— Start Recorded data —

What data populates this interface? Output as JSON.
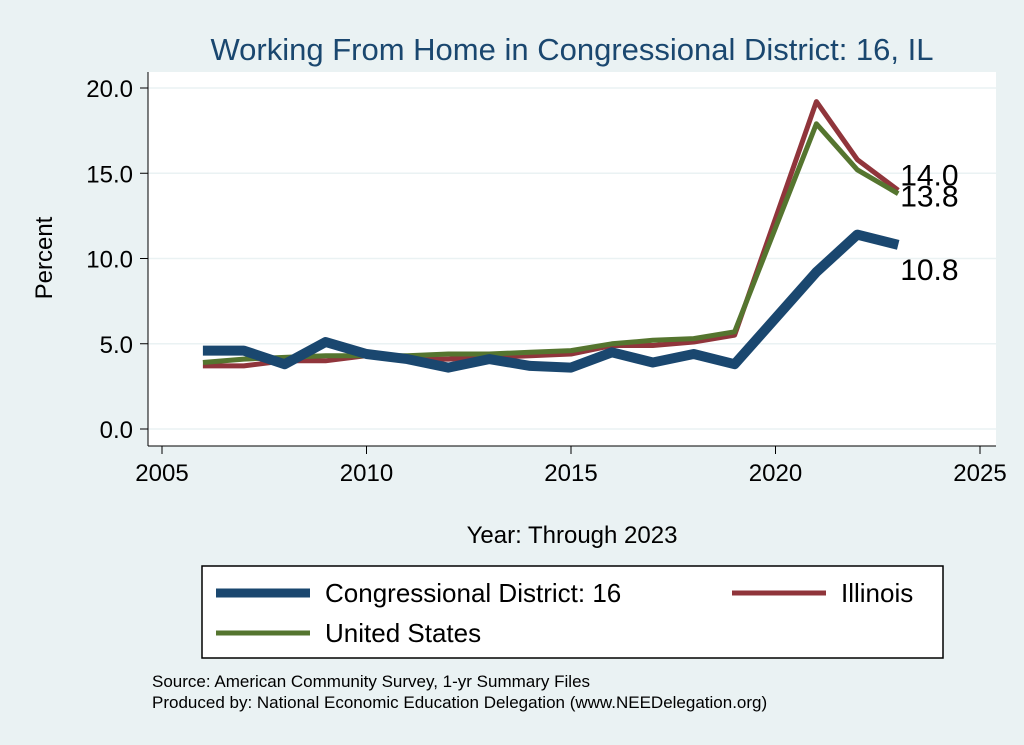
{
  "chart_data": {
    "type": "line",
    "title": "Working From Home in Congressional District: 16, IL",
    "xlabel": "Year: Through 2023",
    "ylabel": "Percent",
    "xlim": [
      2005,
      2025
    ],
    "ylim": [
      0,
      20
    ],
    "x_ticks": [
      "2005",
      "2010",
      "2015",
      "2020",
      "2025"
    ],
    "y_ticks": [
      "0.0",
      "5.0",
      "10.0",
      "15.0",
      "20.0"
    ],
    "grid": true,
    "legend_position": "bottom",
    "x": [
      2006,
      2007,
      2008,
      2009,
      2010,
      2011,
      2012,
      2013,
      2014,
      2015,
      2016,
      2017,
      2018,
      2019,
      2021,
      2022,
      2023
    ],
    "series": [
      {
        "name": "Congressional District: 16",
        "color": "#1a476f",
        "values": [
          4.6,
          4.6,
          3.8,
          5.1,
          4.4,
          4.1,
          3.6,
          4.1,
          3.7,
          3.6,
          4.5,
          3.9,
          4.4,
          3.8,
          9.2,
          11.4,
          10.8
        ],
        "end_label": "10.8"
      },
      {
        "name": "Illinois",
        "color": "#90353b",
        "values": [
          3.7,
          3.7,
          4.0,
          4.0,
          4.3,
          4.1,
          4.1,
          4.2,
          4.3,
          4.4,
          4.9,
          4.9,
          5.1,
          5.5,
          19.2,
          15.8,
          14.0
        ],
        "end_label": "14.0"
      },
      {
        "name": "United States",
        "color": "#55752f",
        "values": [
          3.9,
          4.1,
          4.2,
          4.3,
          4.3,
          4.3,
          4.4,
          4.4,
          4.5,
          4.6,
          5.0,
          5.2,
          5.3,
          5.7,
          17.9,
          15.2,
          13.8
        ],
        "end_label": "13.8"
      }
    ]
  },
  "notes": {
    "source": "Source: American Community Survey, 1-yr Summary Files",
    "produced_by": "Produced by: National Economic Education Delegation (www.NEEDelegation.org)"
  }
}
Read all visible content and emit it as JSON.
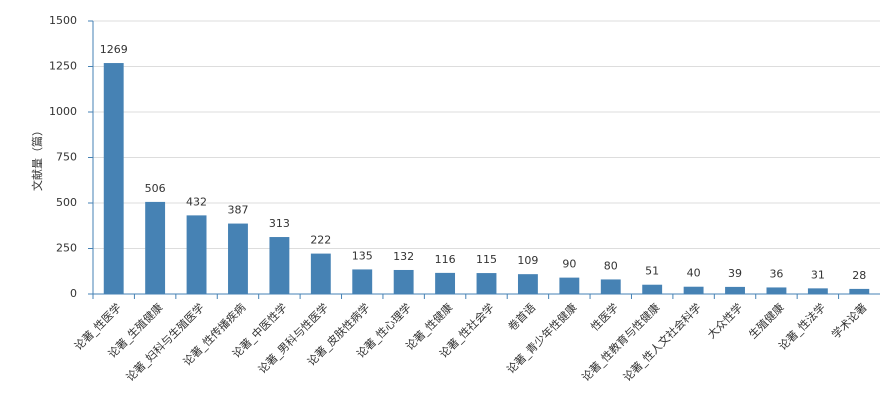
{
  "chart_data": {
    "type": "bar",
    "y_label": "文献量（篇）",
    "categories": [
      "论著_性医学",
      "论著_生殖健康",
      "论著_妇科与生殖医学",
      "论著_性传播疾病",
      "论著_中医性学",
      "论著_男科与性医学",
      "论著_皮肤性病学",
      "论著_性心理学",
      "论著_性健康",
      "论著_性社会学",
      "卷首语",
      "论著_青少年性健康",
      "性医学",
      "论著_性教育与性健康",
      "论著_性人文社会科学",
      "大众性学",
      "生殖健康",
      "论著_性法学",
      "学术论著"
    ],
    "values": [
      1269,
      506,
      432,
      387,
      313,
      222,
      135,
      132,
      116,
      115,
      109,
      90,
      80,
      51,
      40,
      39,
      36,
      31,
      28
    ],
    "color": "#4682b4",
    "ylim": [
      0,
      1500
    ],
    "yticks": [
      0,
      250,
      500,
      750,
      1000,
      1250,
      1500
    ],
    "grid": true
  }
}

— End Recorded data —

Stated goal :: Return the full material word for word. Do not include the pictures.

The reply ::
What data populates this interface? Output as JSON.
{
  "chart_data": {
    "type": "line",
    "title": "Working From Home in Congressional District: 16, IL",
    "xlabel": "Year: Through 2023",
    "ylabel": "Percent",
    "xlim": [
      2005,
      2025
    ],
    "ylim": [
      0,
      20
    ],
    "x_ticks": [
      "2005",
      "2010",
      "2015",
      "2020",
      "2025"
    ],
    "y_ticks": [
      "0.0",
      "5.0",
      "10.0",
      "15.0",
      "20.0"
    ],
    "grid": true,
    "legend_position": "bottom",
    "x": [
      2006,
      2007,
      2008,
      2009,
      2010,
      2011,
      2012,
      2013,
      2014,
      2015,
      2016,
      2017,
      2018,
      2019,
      2021,
      2022,
      2023
    ],
    "series": [
      {
        "name": "Congressional District: 16",
        "color": "#1a476f",
        "values": [
          4.6,
          4.6,
          3.8,
          5.1,
          4.4,
          4.1,
          3.6,
          4.1,
          3.7,
          3.6,
          4.5,
          3.9,
          4.4,
          3.8,
          9.2,
          11.4,
          10.8
        ],
        "end_label": "10.8"
      },
      {
        "name": "Illinois",
        "color": "#90353b",
        "values": [
          3.7,
          3.7,
          4.0,
          4.0,
          4.3,
          4.1,
          4.1,
          4.2,
          4.3,
          4.4,
          4.9,
          4.9,
          5.1,
          5.5,
          19.2,
          15.8,
          14.0
        ],
        "end_label": "14.0"
      },
      {
        "name": "United States",
        "color": "#55752f",
        "values": [
          3.9,
          4.1,
          4.2,
          4.3,
          4.3,
          4.3,
          4.4,
          4.4,
          4.5,
          4.6,
          5.0,
          5.2,
          5.3,
          5.7,
          17.9,
          15.2,
          13.8
        ],
        "end_label": "13.8"
      }
    ]
  },
  "notes": {
    "source": "Source: American Community Survey, 1-yr Summary Files",
    "produced_by": "Produced by: National Economic Education Delegation (www.NEEDelegation.org)"
  }
}
Read all visible content and emit it as JSON.
{
  "chart_data": {
    "type": "bar",
    "y_label": "文献量（篇）",
    "categories": [
      "论著_性医学",
      "论著_生殖健康",
      "论著_妇科与生殖医学",
      "论著_性传播疾病",
      "论著_中医性学",
      "论著_男科与性医学",
      "论著_皮肤性病学",
      "论著_性心理学",
      "论著_性健康",
      "论著_性社会学",
      "卷首语",
      "论著_青少年性健康",
      "性医学",
      "论著_性教育与性健康",
      "论著_性人文社会科学",
      "大众性学",
      "生殖健康",
      "论著_性法学",
      "学术论著"
    ],
    "values": [
      1269,
      506,
      432,
      387,
      313,
      222,
      135,
      132,
      116,
      115,
      109,
      90,
      80,
      51,
      40,
      39,
      36,
      31,
      28
    ],
    "color": "#4682b4",
    "ylim": [
      0,
      1500
    ],
    "yticks": [
      0,
      250,
      500,
      750,
      1000,
      1250,
      1500
    ],
    "grid": true
  }
}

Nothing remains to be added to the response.